| WHAT IS ASKED |
Identify, in the records below, every line where the string "disadvantage" appears, and copy each such line.
──────────────────────────────
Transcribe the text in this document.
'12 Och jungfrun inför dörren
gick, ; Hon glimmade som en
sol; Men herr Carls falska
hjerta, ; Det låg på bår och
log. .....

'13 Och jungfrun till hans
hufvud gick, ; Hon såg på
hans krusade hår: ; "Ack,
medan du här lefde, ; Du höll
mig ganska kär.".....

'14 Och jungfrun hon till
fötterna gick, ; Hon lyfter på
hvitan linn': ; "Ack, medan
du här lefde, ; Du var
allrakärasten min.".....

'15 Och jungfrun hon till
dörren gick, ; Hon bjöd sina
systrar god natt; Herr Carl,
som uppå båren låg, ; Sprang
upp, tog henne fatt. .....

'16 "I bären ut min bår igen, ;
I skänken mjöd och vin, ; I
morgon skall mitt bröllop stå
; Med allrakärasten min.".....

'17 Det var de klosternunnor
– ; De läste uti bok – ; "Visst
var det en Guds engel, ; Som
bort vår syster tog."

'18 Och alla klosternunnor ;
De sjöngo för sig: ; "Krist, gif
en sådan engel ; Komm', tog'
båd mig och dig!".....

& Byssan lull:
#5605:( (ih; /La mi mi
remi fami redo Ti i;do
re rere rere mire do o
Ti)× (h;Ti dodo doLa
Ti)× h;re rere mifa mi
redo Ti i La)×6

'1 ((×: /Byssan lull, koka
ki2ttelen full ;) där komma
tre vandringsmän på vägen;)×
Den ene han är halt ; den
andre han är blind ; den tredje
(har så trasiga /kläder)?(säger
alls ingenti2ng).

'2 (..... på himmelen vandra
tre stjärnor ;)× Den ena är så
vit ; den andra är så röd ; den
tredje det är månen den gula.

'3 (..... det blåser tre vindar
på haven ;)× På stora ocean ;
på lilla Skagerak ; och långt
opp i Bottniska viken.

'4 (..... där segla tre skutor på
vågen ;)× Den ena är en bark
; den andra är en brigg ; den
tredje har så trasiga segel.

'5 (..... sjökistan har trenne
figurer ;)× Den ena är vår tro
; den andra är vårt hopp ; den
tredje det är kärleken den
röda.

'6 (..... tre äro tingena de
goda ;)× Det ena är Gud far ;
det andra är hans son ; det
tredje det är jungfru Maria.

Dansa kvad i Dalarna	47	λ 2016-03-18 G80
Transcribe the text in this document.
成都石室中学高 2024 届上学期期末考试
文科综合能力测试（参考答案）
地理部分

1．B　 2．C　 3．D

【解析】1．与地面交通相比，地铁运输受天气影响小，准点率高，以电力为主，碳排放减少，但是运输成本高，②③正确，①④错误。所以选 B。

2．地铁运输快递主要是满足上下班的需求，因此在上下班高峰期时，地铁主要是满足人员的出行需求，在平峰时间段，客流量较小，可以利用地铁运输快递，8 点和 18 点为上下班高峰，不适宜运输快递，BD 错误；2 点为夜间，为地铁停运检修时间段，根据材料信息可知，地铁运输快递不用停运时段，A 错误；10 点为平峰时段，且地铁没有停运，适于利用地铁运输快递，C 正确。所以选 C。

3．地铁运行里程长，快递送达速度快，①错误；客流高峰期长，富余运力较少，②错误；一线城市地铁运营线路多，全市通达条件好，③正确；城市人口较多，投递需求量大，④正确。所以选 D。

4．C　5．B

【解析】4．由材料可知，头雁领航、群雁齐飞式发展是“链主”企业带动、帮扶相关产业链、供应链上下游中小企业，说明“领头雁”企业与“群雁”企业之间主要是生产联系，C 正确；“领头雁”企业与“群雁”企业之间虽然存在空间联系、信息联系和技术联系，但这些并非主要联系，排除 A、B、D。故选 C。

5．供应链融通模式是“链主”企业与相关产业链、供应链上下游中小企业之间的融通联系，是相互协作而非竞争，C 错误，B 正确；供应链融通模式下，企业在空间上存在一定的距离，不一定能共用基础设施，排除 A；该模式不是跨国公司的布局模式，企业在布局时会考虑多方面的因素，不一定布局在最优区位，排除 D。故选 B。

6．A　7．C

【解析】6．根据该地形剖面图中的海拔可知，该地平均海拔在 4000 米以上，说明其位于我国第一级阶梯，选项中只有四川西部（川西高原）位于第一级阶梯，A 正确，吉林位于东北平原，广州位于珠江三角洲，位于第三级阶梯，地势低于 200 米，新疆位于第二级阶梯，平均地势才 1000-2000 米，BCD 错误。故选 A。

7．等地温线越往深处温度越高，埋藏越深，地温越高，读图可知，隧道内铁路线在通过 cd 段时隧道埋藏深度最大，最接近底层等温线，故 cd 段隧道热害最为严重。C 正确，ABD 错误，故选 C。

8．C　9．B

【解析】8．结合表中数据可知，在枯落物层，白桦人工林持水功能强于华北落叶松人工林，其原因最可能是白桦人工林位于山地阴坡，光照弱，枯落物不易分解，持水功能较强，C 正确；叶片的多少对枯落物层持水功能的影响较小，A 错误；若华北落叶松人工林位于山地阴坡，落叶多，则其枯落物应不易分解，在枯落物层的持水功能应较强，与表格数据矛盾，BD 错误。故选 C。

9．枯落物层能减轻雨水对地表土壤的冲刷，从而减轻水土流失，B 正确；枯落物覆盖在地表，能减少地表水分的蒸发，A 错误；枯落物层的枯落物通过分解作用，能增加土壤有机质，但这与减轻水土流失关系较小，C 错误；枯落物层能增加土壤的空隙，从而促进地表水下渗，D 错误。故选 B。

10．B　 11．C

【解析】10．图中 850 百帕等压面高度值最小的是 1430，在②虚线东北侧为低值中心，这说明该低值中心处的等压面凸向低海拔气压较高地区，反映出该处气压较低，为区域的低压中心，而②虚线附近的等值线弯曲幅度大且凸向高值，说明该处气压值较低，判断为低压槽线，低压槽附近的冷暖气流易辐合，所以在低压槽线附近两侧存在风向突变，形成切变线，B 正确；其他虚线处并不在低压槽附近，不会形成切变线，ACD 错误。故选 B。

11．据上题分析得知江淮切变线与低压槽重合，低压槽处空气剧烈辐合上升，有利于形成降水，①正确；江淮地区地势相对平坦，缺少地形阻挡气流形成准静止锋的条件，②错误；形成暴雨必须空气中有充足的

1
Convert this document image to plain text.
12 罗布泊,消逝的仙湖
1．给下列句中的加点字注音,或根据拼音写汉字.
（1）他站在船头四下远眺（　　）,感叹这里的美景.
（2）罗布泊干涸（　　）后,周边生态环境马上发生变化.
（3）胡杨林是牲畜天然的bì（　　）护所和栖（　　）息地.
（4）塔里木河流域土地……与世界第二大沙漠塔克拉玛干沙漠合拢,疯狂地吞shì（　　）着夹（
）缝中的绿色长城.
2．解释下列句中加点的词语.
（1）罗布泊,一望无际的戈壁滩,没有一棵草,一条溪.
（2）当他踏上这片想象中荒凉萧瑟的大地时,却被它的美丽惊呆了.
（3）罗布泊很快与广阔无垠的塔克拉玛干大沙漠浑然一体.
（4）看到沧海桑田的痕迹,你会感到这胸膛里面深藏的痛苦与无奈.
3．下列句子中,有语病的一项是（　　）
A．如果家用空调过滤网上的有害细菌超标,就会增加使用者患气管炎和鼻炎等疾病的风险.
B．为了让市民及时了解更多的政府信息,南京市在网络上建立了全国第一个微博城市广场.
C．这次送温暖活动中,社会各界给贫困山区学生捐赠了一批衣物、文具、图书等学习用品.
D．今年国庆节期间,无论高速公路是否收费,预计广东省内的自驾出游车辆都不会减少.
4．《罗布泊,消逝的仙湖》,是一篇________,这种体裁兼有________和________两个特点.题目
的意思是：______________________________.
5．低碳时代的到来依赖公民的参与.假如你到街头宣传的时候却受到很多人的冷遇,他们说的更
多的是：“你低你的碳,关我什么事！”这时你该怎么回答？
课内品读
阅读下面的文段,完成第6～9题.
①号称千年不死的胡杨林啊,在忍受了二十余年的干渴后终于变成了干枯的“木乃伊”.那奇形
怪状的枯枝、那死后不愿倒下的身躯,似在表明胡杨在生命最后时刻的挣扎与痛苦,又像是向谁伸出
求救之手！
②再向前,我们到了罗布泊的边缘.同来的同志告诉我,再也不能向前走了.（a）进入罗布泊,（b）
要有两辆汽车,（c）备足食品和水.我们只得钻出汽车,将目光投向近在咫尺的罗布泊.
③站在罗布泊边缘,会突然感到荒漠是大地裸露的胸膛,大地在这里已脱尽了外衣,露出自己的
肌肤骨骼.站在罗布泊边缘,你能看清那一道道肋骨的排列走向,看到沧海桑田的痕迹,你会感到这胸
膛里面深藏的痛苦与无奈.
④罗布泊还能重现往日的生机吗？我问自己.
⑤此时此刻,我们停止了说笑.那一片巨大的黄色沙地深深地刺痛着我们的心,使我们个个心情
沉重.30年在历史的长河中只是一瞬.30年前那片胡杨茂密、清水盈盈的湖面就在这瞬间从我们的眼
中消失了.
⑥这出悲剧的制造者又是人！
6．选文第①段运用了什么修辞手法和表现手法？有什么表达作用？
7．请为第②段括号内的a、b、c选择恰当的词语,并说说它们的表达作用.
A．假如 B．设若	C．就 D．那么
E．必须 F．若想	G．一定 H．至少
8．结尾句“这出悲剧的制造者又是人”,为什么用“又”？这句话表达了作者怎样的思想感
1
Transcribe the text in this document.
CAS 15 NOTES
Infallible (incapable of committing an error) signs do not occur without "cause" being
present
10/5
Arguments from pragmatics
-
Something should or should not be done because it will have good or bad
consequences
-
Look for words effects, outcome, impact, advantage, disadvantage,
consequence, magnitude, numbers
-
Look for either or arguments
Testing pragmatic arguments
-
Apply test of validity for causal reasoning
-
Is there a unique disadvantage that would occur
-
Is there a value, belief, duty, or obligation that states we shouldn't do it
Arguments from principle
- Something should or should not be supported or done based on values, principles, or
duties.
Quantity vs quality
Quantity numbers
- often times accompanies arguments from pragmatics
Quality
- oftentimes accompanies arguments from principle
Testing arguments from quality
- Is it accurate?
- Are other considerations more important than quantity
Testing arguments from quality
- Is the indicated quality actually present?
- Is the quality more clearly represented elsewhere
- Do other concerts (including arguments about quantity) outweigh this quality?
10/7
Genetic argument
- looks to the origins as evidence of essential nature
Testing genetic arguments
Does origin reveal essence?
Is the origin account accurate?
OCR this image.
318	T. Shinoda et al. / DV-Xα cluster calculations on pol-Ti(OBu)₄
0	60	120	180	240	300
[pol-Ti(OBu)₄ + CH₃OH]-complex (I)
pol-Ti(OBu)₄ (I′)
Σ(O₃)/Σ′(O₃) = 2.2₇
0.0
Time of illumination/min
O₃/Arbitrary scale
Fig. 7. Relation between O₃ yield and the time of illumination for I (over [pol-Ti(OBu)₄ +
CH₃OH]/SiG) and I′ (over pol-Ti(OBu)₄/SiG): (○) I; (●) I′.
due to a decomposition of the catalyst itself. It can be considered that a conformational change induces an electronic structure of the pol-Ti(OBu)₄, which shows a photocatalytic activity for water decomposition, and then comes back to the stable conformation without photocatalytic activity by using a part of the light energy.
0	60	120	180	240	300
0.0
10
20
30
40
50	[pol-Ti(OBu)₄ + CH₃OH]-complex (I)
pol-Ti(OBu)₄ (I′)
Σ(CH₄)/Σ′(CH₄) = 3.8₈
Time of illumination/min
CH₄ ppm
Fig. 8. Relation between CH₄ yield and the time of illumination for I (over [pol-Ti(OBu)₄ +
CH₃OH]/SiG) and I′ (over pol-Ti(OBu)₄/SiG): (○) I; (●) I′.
──────────────────────────────
| COMPLETE RESPONSE |
Look for words effects, outcome, impact, advantage, disadvantage,
Is there a unique disadvantage that would occur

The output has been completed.